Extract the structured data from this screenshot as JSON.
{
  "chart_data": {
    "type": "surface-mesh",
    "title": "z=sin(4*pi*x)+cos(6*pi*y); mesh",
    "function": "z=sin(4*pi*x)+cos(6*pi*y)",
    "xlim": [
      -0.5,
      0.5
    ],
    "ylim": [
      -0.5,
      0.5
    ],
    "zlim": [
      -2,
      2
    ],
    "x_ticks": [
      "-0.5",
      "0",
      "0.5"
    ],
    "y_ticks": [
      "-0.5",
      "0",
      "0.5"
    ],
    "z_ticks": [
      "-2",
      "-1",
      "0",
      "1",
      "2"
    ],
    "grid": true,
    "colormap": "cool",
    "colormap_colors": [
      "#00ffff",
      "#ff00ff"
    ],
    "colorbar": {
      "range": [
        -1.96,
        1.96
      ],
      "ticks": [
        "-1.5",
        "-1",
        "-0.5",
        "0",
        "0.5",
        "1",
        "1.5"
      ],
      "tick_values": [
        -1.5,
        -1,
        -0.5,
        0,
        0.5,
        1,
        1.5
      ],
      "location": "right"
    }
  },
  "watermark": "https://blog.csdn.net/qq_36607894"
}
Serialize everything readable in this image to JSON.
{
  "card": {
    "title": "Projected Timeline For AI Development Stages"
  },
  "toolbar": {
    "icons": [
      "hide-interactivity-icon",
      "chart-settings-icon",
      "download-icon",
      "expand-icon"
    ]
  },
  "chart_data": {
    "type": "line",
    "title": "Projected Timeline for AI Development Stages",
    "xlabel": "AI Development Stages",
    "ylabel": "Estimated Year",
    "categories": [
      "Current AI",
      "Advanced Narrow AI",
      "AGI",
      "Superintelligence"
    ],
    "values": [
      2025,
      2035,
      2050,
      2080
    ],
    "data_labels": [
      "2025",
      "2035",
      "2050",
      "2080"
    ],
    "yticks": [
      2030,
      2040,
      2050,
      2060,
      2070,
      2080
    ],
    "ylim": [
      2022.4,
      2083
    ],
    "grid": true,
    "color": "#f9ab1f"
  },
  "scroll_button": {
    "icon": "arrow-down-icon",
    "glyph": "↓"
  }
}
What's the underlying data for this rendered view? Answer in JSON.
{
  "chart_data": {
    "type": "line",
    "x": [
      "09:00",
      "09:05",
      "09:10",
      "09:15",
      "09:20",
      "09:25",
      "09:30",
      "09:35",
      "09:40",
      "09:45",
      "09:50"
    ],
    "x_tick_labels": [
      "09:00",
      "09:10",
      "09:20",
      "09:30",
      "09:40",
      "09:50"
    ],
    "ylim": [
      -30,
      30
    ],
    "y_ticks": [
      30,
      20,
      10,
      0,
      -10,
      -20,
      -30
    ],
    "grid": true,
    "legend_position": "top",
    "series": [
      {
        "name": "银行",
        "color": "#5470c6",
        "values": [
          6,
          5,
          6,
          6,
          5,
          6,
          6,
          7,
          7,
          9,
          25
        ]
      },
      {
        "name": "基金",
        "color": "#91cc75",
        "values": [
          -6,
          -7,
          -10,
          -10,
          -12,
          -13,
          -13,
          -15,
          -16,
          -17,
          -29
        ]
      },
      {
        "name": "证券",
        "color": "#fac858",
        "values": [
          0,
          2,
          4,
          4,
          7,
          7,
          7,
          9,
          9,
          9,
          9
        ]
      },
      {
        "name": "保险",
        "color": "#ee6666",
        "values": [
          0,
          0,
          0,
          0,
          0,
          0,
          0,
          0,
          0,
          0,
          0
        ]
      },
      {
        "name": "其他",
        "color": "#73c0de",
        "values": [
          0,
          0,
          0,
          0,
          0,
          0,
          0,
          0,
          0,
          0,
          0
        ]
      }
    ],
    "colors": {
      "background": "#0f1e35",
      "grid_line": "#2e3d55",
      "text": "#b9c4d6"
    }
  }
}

______________________________

▶ [TASK GOAL]: Exactly reproduce all of the entries above.

▶ [SOLUTION]:
Extract the structured data from this screenshot as JSON.
{
  "chart_data": {
    "type": "surface-mesh",
    "title": "z=sin(4*pi*x)+cos(6*pi*y); mesh",
    "function": "z=sin(4*pi*x)+cos(6*pi*y)",
    "xlim": [
      -0.5,
      0.5
    ],
    "ylim": [
      -0.5,
      0.5
    ],
    "zlim": [
      -2,
      2
    ],
    "x_ticks": [
      "-0.5",
      "0",
      "0.5"
    ],
    "y_ticks": [
      "-0.5",
      "0",
      "0.5"
    ],
    "z_ticks": [
      "-2",
      "-1",
      "0",
      "1",
      "2"
    ],
    "grid": true,
    "colormap": "cool",
    "colormap_colors": [
      "#00ffff",
      "#ff00ff"
    ],
    "colorbar": {
      "range": [
        -1.96,
        1.96
      ],
      "ticks": [
        "-1.5",
        "-1",
        "-0.5",
        "0",
        "0.5",
        "1",
        "1.5"
      ],
      "tick_values": [
        -1.5,
        -1,
        -0.5,
        0,
        0.5,
        1,
        1.5
      ],
      "location": "right"
    }
  },
  "watermark": "https://blog.csdn.net/qq_36607894"
}
Serialize everything readable in this image to JSON.
{
  "card": {
    "title": "Projected Timeline For AI Development Stages"
  },
  "toolbar": {
    "icons": [
      "hide-interactivity-icon",
      "chart-settings-icon",
      "download-icon",
      "expand-icon"
    ]
  },
  "chart_data": {
    "type": "line",
    "title": "Projected Timeline for AI Development Stages",
    "xlabel": "AI Development Stages",
    "ylabel": "Estimated Year",
    "categories": [
      "Current AI",
      "Advanced Narrow AI",
      "AGI",
      "Superintelligence"
    ],
    "values": [
      2025,
      2035,
      2050,
      2080
    ],
    "data_labels": [
      "2025",
      "2035",
      "2050",
      "2080"
    ],
    "yticks": [
      2030,
      2040,
      2050,
      2060,
      2070,
      2080
    ],
    "ylim": [
      2022.4,
      2083
    ],
    "grid": true,
    "color": "#f9ab1f"
  },
  "scroll_button": {
    "icon": "arrow-down-icon",
    "glyph": "↓"
  }
}
What's the underlying data for this rendered view? Answer in JSON.
{
  "chart_data": {
    "type": "line",
    "x": [
      "09:00",
      "09:05",
      "09:10",
      "09:15",
      "09:20",
      "09:25",
      "09:30",
      "09:35",
      "09:40",
      "09:45",
      "09:50"
    ],
    "x_tick_labels": [
      "09:00",
      "09:10",
      "09:20",
      "09:30",
      "09:40",
      "09:50"
    ],
    "ylim": [
      -30,
      30
    ],
    "y_ticks": [
      30,
      20,
      10,
      0,
      -10,
      -20,
      -30
    ],
    "grid": true,
    "legend_position": "top",
    "series": [
      {
        "name": "银行",
        "color": "#5470c6",
        "values": [
          6,
          5,
          6,
          6,
          5,
          6,
          6,
          7,
          7,
          9,
          25
        ]
      },
      {
        "name": "基金",
        "color": "#91cc75",
        "values": [
          -6,
          -7,
          -10,
          -10,
          -12,
          -13,
          -13,
          -15,
          -16,
          -17,
          -29
        ]
      },
      {
        "name": "证券",
        "color": "#fac858",
        "values": [
          0,
          2,
          4,
          4,
          7,
          7,
          7,
          9,
          9,
          9,
          9
        ]
      },
      {
        "name": "保险",
        "color": "#ee6666",
        "values": [
          0,
          0,
          0,
          0,
          0,
          0,
          0,
          0,
          0,
          0,
          0
        ]
      },
      {
        "name": "其他",
        "color": "#73c0de",
        "values": [
          0,
          0,
          0,
          0,
          0,
          0,
          0,
          0,
          0,
          0,
          0
        ]
      }
    ],
    "colors": {
      "background": "#0f1e35",
      "grid_line": "#2e3d55",
      "text": "#b9c4d6"
    }
  }
}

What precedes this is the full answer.